[Work to complete]
Reproduce all the material exactly, minus any pictures it holds.

[The data]
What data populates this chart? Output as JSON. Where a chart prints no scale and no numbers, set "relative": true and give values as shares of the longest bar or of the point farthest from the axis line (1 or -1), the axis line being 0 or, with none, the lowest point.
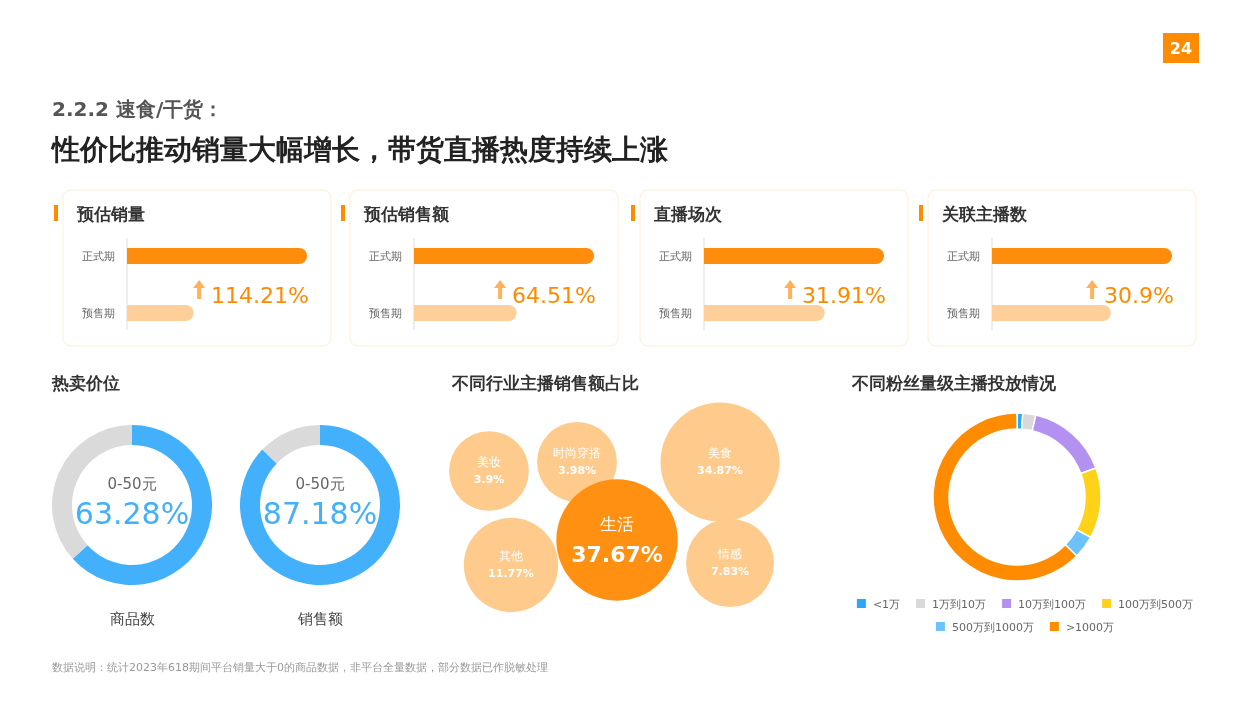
{
  "chart_data": [
    {
      "type": "other",
      "subtitle": "2.2.2 速食/干货：",
      "title": "性价比推动销量大幅增长，带货直播热度持续上涨",
      "annotations": [
        "数据说明：统计2023年618期间平台销量大于0的商品数据，非平台全量数据，部分数据已作脱敏处理",
        "24"
      ]
    },
    {
      "type": "bar",
      "orientation": "horizontal",
      "relative": true,
      "title": "预估销量",
      "categories": [
        "正式期",
        "预售期"
      ],
      "values": [
        1,
        0.37
      ],
      "colors": [
        "#ff8c0a",
        "#fecf98"
      ],
      "annotations": [
        "114.21%"
      ]
    },
    {
      "type": "bar",
      "orientation": "horizontal",
      "relative": true,
      "title": "预估销售额",
      "categories": [
        "正式期",
        "预售期"
      ],
      "values": [
        1,
        0.57
      ],
      "colors": [
        "#ff8c0a",
        "#fecf98"
      ],
      "annotations": [
        "64.51%"
      ]
    },
    {
      "type": "bar",
      "orientation": "horizontal",
      "relative": true,
      "title": "直播场次",
      "categories": [
        "正式期",
        "预售期"
      ],
      "values": [
        1,
        0.67
      ],
      "colors": [
        "#ff8c0a",
        "#fecf98"
      ],
      "annotations": [
        "31.91%"
      ]
    },
    {
      "type": "bar",
      "orientation": "horizontal",
      "relative": true,
      "title": "关联主播数",
      "categories": [
        "正式期",
        "预售期"
      ],
      "values": [
        1,
        0.66
      ],
      "colors": [
        "#ff8c0a",
        "#fecf98"
      ],
      "annotations": [
        "30.9%"
      ]
    },
    {
      "type": "donut",
      "title": "热卖价位",
      "xlabel": "商品数",
      "categories": [
        "0-50元",
        null
      ],
      "values": [
        63.28,
        36.72
      ],
      "colors": [
        "#42b0fa",
        "#dadada"
      ],
      "value_labels": [
        "63.28%",
        null
      ]
    },
    {
      "type": "donut",
      "xlabel": "销售额",
      "categories": [
        "0-50元",
        null
      ],
      "values": [
        87.18,
        12.82
      ],
      "colors": [
        "#42b0fa",
        "#dadada"
      ],
      "value_labels": [
        "87.18%",
        null
      ]
    },
    {
      "type": "other",
      "title": "不同行业主播销售额占比",
      "categories": [
        "美妆",
        "时尚穿搭",
        "美食",
        "生活",
        "其他",
        "情感"
      ],
      "values": [
        3.9,
        3.98,
        34.87,
        37.67,
        11.77,
        7.83
      ],
      "colors": [
        "#fecb8c",
        "#fecb8c",
        "#fecb8c",
        "#ff9012",
        "#fecb8c",
        "#fecb8c"
      ],
      "value_labels": [
        "3.9%",
        "3.98%",
        "34.87%",
        "37.67%",
        "11.77%",
        "7.83%"
      ]
    },
    {
      "type": "donut",
      "title": "不同粉丝量级主播投放情况",
      "categories": [
        "<1万",
        "1万到10万",
        "10万到100万",
        "100万到500万",
        "500万到1000万",
        ">1000万"
      ],
      "values": [
        1.1,
        2.5,
        15.8,
        13.6,
        4.4,
        62.6
      ],
      "colors": [
        "#2fa6f5",
        "#d9d9d9",
        "#b291f0",
        "#ffd21a",
        "#6cc3fb",
        "#ff8c00"
      ],
      "legend": "bottom"
    }
  ]
}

[Written response]
What data populates this chart? Output as JSON. Where a chart prints no scale and no numbers, set "relative": true and give values as shares of the longest bar or of the point farthest from the axis line (1 or -1), the axis line being 0 or, with none, the lowest point.
{
  "chart_data": [
    {
      "type": "other",
      "subtitle": "2.2.2 速食/干货：",
      "title": "性价比推动销量大幅增长，带货直播热度持续上涨",
      "annotations": [
        "数据说明：统计2023年618期间平台销量大于0的商品数据，非平台全量数据，部分数据已作脱敏处理",
        "24"
      ]
    },
    {
      "type": "bar",
      "orientation": "horizontal",
      "relative": true,
      "title": "预估销量",
      "categories": [
        "正式期",
        "预售期"
      ],
      "values": [
        1,
        0.37
      ],
      "colors": [
        "#ff8c0a",
        "#fecf98"
      ],
      "annotations": [
        "114.21%"
      ]
    },
    {
      "type": "bar",
      "orientation": "horizontal",
      "relative": true,
      "title": "预估销售额",
      "categories": [
        "正式期",
        "预售期"
      ],
      "values": [
        1,
        0.57
      ],
      "colors": [
        "#ff8c0a",
        "#fecf98"
      ],
      "annotations": [
        "64.51%"
      ]
    },
    {
      "type": "bar",
      "orientation": "horizontal",
      "relative": true,
      "title": "直播场次",
      "categories": [
        "正式期",
        "预售期"
      ],
      "values": [
        1,
        0.67
      ],
      "colors": [
        "#ff8c0a",
        "#fecf98"
      ],
      "annotations": [
        "31.91%"
      ]
    },
    {
      "type": "bar",
      "orientation": "horizontal",
      "relative": true,
      "title": "关联主播数",
      "categories": [
        "正式期",
        "预售期"
      ],
      "values": [
        1,
        0.66
      ],
      "colors": [
        "#ff8c0a",
        "#fecf98"
      ],
      "annotations": [
        "30.9%"
      ]
    },
    {
      "type": "donut",
      "title": "热卖价位",
      "xlabel": "商品数",
      "categories": [
        "0-50元",
        null
      ],
      "values": [
        63.28,
        36.72
      ],
      "colors": [
        "#42b0fa",
        "#dadada"
      ],
      "value_labels": [
        "63.28%",
        null
      ]
    },
    {
      "type": "donut",
      "xlabel": "销售额",
      "categories": [
        "0-50元",
        null
      ],
      "values": [
        87.18,
        12.82
      ],
      "colors": [
        "#42b0fa",
        "#dadada"
      ],
      "value_labels": [
        "87.18%",
        null
      ]
    },
    {
      "type": "other",
      "title": "不同行业主播销售额占比",
      "categories": [
        "美妆",
        "时尚穿搭",
        "美食",
        "生活",
        "其他",
        "情感"
      ],
      "values": [
        3.9,
        3.98,
        34.87,
        37.67,
        11.77,
        7.83
      ],
      "colors": [
        "#fecb8c",
        "#fecb8c",
        "#fecb8c",
        "#ff9012",
        "#fecb8c",
        "#fecb8c"
      ],
      "value_labels": [
        "3.9%",
        "3.98%",
        "34.87%",
        "37.67%",
        "11.77%",
        "7.83%"
      ]
    },
    {
      "type": "donut",
      "title": "不同粉丝量级主播投放情况",
      "categories": [
        "<1万",
        "1万到10万",
        "10万到100万",
        "100万到500万",
        "500万到1000万",
        ">1000万"
      ],
      "values": [
        1.1,
        2.5,
        15.8,
        13.6,
        4.4,
        62.6
      ],
      "colors": [
        "#2fa6f5",
        "#d9d9d9",
        "#b291f0",
        "#ffd21a",
        "#6cc3fb",
        "#ff8c00"
      ],
      "legend": "bottom"
    }
  ]
}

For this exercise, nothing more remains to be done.